Records to process:
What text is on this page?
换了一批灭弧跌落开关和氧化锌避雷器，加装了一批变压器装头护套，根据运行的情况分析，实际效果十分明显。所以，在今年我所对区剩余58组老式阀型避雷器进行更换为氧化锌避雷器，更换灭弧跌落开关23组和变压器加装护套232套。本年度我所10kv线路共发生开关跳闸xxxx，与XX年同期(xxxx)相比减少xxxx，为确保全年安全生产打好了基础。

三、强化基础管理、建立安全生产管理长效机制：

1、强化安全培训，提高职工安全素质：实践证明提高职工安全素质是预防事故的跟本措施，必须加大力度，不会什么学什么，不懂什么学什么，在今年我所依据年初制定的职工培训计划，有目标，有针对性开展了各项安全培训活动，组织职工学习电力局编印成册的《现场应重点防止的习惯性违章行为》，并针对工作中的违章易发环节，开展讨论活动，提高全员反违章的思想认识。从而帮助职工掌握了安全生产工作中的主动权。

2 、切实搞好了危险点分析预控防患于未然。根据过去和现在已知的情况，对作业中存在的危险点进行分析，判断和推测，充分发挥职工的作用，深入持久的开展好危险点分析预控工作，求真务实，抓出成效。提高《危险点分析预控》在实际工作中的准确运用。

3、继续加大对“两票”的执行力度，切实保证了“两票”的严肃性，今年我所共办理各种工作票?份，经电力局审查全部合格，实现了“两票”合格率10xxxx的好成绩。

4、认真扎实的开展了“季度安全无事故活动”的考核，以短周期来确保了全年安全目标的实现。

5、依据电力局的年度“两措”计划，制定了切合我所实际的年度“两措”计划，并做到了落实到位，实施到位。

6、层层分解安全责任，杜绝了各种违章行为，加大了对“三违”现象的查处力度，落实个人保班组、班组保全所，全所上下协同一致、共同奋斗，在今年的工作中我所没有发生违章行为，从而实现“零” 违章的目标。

Exercise: Copy each line of the data exactly, leaving nothing out.

Solution for this task:
What text is on this page?
换了一批灭弧跌落开关和氧化锌避雷器，加装了一批变压器装头护套，根据运行的情况分析，实际效果十分明显。所以，在今年我所对区剩余58组老式阀型避雷器进行更换为氧化锌避雷器，更换灭弧跌落开关23组和变压器加装护套232套。本年度我所10kv线路共发生开关跳闸xxxx，与XX年同期(xxxx)相比减少xxxx，为确保全年安全生产打好了基础。

三、强化基础管理、建立安全生产管理长效机制：

1、强化安全培训，提高职工安全素质：实践证明提高职工安全素质是预防事故的跟本措施，必须加大力度，不会什么学什么，不懂什么学什么，在今年我所依据年初制定的职工培训计划，有目标，有针对性开展了各项安全培训活动，组织职工学习电力局编印成册的《现场应重点防止的习惯性违章行为》，并针对工作中的违章易发环节，开展讨论活动，提高全员反违章的思想认识。从而帮助职工掌握了安全生产工作中的主动权。

2 、切实搞好了危险点分析预控防患于未然。根据过去和现在已知的情况，对作业中存在的危险点进行分析，判断和推测，充分发挥职工的作用，深入持久的开展好危险点分析预控工作，求真务实，抓出成效。提高《危险点分析预控》在实际工作中的准确运用。

3、继续加大对“两票”的执行力度，切实保证了“两票”的严肃性，今年我所共办理各种工作票?份，经电力局审查全部合格，实现了“两票”合格率10xxxx的好成绩。

4、认真扎实的开展了“季度安全无事故活动”的考核，以短周期来确保了全年安全目标的实现。

5、依据电力局的年度“两措”计划，制定了切合我所实际的年度“两措”计划，并做到了落实到位，实施到位。

6、层层分解安全责任，杜绝了各种违章行为，加大了对“三违”现象的查处力度，落实个人保班组、班组保全所，全所上下协同一致、共同奋斗，在今年的工作中我所没有发生违章行为，从而实现“零” 违章的目标。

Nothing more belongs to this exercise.